*Prompt*.
Copy out the data exactly, leaving the pictures behind.

*Data excerpts*.

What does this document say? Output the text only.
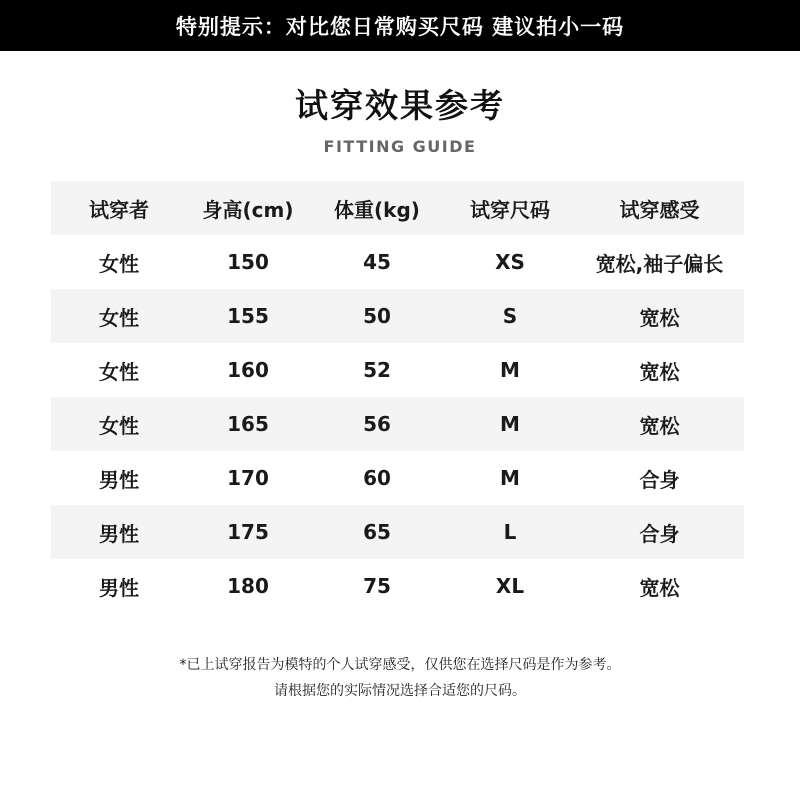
特别提示：对比您日常购买尺码 建议拍小一码
试穿效果参考
FITTING GUIDE
试穿者	身高(cm)	体重(kg)	试穿尺码	试穿感受
女性	150	45	XS	宽松,袖子偏长
女性	155	50	S	宽松
女性	160	52	M	宽松
女性	165	56	M	宽松
男性	170	60	M	合身
男性	175	65	L	合身
男性	180	75	XL	宽松
*已上试穿报告为模特的个人试穿感受，仅供您在选择尺码是作为参考。
请根据您的实际情况选择合适您的尺码。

*Correct answer*.
What does this document say? Output the text only.
特别提示：对比您日常购买尺码 建议拍小一码
试穿效果参考
FITTING GUIDE
试穿者	身高(cm)	体重(kg)	试穿尺码	试穿感受
女性	150	45	XS	宽松,袖子偏长
女性	155	50	S	宽松
女性	160	52	M	宽松
女性	165	56	M	宽松
男性	170	60	M	合身
男性	175	65	L	合身
男性	180	75	XL	宽松
*已上试穿报告为模特的个人试穿感受，仅供您在选择尺码是作为参考。
请根据您的实际情况选择合适您的尺码。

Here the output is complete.